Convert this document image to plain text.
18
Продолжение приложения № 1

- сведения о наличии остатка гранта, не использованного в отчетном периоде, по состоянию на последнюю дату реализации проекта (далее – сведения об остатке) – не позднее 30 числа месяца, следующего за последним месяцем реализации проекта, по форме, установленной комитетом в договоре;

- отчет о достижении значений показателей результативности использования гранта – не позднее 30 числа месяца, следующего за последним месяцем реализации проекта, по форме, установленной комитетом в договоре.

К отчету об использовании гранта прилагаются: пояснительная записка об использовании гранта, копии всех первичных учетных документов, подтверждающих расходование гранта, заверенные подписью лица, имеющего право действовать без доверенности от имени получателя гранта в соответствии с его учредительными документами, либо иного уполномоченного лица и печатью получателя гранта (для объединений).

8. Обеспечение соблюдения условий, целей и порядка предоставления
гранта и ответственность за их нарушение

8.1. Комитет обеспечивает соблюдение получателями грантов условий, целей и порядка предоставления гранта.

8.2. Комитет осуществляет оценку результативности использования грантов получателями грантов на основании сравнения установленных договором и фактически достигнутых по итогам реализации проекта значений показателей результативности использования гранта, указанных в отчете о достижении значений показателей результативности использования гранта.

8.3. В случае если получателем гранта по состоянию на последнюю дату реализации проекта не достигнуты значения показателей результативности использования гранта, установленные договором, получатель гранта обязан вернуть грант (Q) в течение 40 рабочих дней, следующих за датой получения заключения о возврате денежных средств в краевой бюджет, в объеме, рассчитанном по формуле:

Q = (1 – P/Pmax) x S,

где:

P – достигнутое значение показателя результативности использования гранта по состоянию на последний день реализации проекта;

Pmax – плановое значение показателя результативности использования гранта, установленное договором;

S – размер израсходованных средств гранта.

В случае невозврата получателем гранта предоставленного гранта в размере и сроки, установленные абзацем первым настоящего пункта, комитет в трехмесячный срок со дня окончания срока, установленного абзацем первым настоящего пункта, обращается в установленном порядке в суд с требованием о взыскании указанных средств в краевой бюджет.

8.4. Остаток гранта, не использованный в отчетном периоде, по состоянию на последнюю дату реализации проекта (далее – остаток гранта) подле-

════════════════════

**TO BE DONE**:
The lines above should be duplicated exactly.

**ANSWER FOR THIS EXERCISE**:
Convert this document image to plain text.
18
Продолжение приложения № 1

- сведения о наличии остатка гранта, не использованного в отчетном периоде, по состоянию на последнюю дату реализации проекта (далее – сведения об остатке) – не позднее 30 числа месяца, следующего за последним месяцем реализации проекта, по форме, установленной комитетом в договоре;

- отчет о достижении значений показателей результативности использования гранта – не позднее 30 числа месяца, следующего за последним месяцем реализации проекта, по форме, установленной комитетом в договоре.

К отчету об использовании гранта прилагаются: пояснительная записка об использовании гранта, копии всех первичных учетных документов, подтверждающих расходование гранта, заверенные подписью лица, имеющего право действовать без доверенности от имени получателя гранта в соответствии с его учредительными документами, либо иного уполномоченного лица и печатью получателя гранта (для объединений).

8. Обеспечение соблюдения условий, целей и порядка предоставления
гранта и ответственность за их нарушение

8.1. Комитет обеспечивает соблюдение получателями грантов условий, целей и порядка предоставления гранта.

8.2. Комитет осуществляет оценку результативности использования грантов получателями грантов на основании сравнения установленных договором и фактически достигнутых по итогам реализации проекта значений показателей результативности использования гранта, указанных в отчете о достижении значений показателей результативности использования гранта.

8.3. В случае если получателем гранта по состоянию на последнюю дату реализации проекта не достигнуты значения показателей результативности использования гранта, установленные договором, получатель гранта обязан вернуть грант (Q) в течение 40 рабочих дней, следующих за датой получения заключения о возврате денежных средств в краевой бюджет, в объеме, рассчитанном по формуле:

Q = (1 – P/Pmax) x S,

где:

P – достигнутое значение показателя результативности использования гранта по состоянию на последний день реализации проекта;

Pmax – плановое значение показателя результативности использования гранта, установленное договором;

S – размер израсходованных средств гранта.

В случае невозврата получателем гранта предоставленного гранта в размере и сроки, установленные абзацем первым настоящего пункта, комитет в трехмесячный срок со дня окончания срока, установленного абзацем первым настоящего пункта, обращается в установленном порядке в суд с требованием о взыскании указанных средств в краевой бюджет.

8.4. Остаток гранта, не использованный в отчетном периоде, по состоянию на последнюю дату реализации проекта (далее – остаток гранта) подле-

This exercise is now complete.